## START Material shown
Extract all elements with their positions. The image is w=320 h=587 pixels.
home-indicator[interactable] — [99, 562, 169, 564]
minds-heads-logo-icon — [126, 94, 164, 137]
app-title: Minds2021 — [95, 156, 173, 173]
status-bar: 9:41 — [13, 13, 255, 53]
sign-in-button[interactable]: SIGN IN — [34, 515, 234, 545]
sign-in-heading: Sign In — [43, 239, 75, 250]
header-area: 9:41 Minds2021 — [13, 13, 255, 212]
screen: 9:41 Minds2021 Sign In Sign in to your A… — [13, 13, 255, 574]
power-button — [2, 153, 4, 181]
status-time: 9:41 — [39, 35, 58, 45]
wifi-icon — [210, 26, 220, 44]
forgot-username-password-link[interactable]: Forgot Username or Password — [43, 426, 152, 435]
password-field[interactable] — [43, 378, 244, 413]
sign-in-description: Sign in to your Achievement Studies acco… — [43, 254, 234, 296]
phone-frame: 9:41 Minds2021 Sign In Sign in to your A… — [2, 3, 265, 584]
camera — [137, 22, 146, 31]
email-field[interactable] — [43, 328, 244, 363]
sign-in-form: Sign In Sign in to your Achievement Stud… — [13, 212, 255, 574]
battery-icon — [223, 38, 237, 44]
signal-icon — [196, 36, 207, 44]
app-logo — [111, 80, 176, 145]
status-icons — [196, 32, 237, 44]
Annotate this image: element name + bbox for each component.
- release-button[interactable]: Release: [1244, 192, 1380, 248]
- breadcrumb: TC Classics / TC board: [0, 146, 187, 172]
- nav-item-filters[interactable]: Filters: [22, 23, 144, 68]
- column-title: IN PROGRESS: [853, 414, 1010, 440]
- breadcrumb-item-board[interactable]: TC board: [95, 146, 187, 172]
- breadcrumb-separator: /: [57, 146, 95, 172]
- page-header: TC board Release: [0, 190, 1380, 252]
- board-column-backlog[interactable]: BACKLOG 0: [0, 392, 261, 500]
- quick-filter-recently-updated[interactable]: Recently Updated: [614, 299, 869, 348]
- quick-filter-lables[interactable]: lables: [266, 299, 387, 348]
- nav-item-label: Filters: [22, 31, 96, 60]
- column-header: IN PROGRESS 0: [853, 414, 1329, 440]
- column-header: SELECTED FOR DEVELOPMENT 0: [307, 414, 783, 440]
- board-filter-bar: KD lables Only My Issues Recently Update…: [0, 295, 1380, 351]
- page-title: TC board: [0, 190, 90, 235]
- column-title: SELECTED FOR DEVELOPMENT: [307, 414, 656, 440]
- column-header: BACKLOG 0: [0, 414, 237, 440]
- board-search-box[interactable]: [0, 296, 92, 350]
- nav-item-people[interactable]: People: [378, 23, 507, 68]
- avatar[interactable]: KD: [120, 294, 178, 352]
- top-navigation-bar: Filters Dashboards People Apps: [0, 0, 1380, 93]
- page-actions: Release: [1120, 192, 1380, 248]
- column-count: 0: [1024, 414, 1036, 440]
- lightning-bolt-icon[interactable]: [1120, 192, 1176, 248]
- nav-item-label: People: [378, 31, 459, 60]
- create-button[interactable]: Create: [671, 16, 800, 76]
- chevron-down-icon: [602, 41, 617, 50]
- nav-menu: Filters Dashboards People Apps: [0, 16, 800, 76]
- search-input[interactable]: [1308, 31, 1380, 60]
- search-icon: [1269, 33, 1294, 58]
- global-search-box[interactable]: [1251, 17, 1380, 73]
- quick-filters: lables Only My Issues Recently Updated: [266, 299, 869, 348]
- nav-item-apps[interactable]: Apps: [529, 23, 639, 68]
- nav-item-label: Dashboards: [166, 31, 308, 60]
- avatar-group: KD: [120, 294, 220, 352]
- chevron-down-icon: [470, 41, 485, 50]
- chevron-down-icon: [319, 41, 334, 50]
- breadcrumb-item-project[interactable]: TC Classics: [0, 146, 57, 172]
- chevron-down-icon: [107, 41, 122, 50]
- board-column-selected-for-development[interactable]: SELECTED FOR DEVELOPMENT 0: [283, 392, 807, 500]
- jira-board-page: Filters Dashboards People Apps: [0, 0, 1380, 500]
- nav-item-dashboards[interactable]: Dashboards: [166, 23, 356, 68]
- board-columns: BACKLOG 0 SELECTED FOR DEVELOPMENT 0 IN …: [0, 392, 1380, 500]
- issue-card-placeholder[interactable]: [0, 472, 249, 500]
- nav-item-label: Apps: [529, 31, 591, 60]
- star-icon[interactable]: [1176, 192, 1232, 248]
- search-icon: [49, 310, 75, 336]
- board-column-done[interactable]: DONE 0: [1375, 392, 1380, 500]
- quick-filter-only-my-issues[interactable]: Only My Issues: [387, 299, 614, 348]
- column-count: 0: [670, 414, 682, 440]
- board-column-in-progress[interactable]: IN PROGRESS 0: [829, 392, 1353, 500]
## END Material shown
Exercise requirements
Copy out every line above again, word for word, without changing anything.

Exercise result
Extract all elements with their positions. The image is w=320 h=587 pixels.
home-indicator[interactable] — [99, 562, 169, 564]
minds-heads-logo-icon — [126, 94, 164, 137]
app-title: Minds2021 — [95, 156, 173, 173]
status-bar: 9:41 — [13, 13, 255, 53]
sign-in-button[interactable]: SIGN IN — [34, 515, 234, 545]
sign-in-heading: Sign In — [43, 239, 75, 250]
header-area: 9:41 Minds2021 — [13, 13, 255, 212]
screen: 9:41 Minds2021 Sign In Sign in to your A… — [13, 13, 255, 574]
power-button — [2, 153, 4, 181]
status-time: 9:41 — [39, 35, 58, 45]
wifi-icon — [210, 26, 220, 44]
forgot-username-password-link[interactable]: Forgot Username or Password — [43, 426, 152, 435]
password-field[interactable] — [43, 378, 244, 413]
sign-in-description: Sign in to your Achievement Studies acco… — [43, 254, 234, 296]
phone-frame: 9:41 Minds2021 Sign In Sign in to your A… — [2, 3, 265, 584]
camera — [137, 22, 146, 31]
email-field[interactable] — [43, 328, 244, 363]
sign-in-form: Sign In Sign in to your Achievement Stud… — [13, 212, 255, 574]
battery-icon — [223, 38, 237, 44]
signal-icon — [196, 36, 207, 44]
app-logo — [111, 80, 176, 145]
status-icons — [196, 32, 237, 44]
Annotate this image: element name + bbox for each component.
- release-button[interactable]: Release: [1244, 192, 1380, 248]
- breadcrumb: TC Classics / TC board: [0, 146, 187, 172]
- nav-item-filters[interactable]: Filters: [22, 23, 144, 68]
- column-title: IN PROGRESS: [853, 414, 1010, 440]
- breadcrumb-item-board[interactable]: TC board: [95, 146, 187, 172]
- breadcrumb-separator: /: [57, 146, 95, 172]
- page-header: TC board Release: [0, 190, 1380, 252]
- board-column-backlog[interactable]: BACKLOG 0: [0, 392, 261, 500]
- quick-filter-recently-updated[interactable]: Recently Updated: [614, 299, 869, 348]
- quick-filter-lables[interactable]: lables: [266, 299, 387, 348]
- nav-item-label: Filters: [22, 31, 96, 60]
- column-header: IN PROGRESS 0: [853, 414, 1329, 440]
- column-header: SELECTED FOR DEVELOPMENT 0: [307, 414, 783, 440]
- board-filter-bar: KD lables Only My Issues Recently Update…: [0, 295, 1380, 351]
- page-title: TC board: [0, 190, 90, 235]
- column-title: SELECTED FOR DEVELOPMENT: [307, 414, 656, 440]
- column-header: BACKLOG 0: [0, 414, 237, 440]
- board-search-box[interactable]: [0, 296, 92, 350]
- nav-item-people[interactable]: People: [378, 23, 507, 68]
- avatar[interactable]: KD: [120, 294, 178, 352]
- top-navigation-bar: Filters Dashboards People Apps: [0, 0, 1380, 93]
- page-actions: Release: [1120, 192, 1380, 248]
- column-count: 0: [1024, 414, 1036, 440]
- lightning-bolt-icon[interactable]: [1120, 192, 1176, 248]
- nav-item-label: People: [378, 31, 459, 60]
- create-button[interactable]: Create: [671, 16, 800, 76]
- chevron-down-icon: [602, 41, 617, 50]
- nav-menu: Filters Dashboards People Apps: [0, 16, 800, 76]
- search-input[interactable]: [1308, 31, 1380, 60]
- search-icon: [1269, 33, 1294, 58]
- global-search-box[interactable]: [1251, 17, 1380, 73]
- quick-filters: lables Only My Issues Recently Updated: [266, 299, 869, 348]
- nav-item-apps[interactable]: Apps: [529, 23, 639, 68]
- nav-item-label: Dashboards: [166, 31, 308, 60]
- avatar-group: KD: [120, 294, 220, 352]
- chevron-down-icon: [470, 41, 485, 50]
- chevron-down-icon: [319, 41, 334, 50]
- breadcrumb-item-project[interactable]: TC Classics: [0, 146, 57, 172]
- chevron-down-icon: [107, 41, 122, 50]
- board-column-selected-for-development[interactable]: SELECTED FOR DEVELOPMENT 0: [283, 392, 807, 500]
- jira-board-page: Filters Dashboards People Apps: [0, 0, 1380, 500]
- nav-item-dashboards[interactable]: Dashboards: [166, 23, 356, 68]
- board-columns: BACKLOG 0 SELECTED FOR DEVELOPMENT 0 IN …: [0, 392, 1380, 500]
- issue-card-placeholder[interactable]: [0, 472, 249, 500]
- nav-item-label: Apps: [529, 31, 591, 60]
- star-icon[interactable]: [1176, 192, 1232, 248]
- search-icon: [49, 310, 75, 336]
- board-column-done[interactable]: DONE 0: [1375, 392, 1380, 500]
- quick-filter-only-my-issues[interactable]: Only My Issues: [387, 299, 614, 348]
- column-count: 0: [670, 414, 682, 440]
- board-column-in-progress[interactable]: IN PROGRESS 0: [829, 392, 1353, 500]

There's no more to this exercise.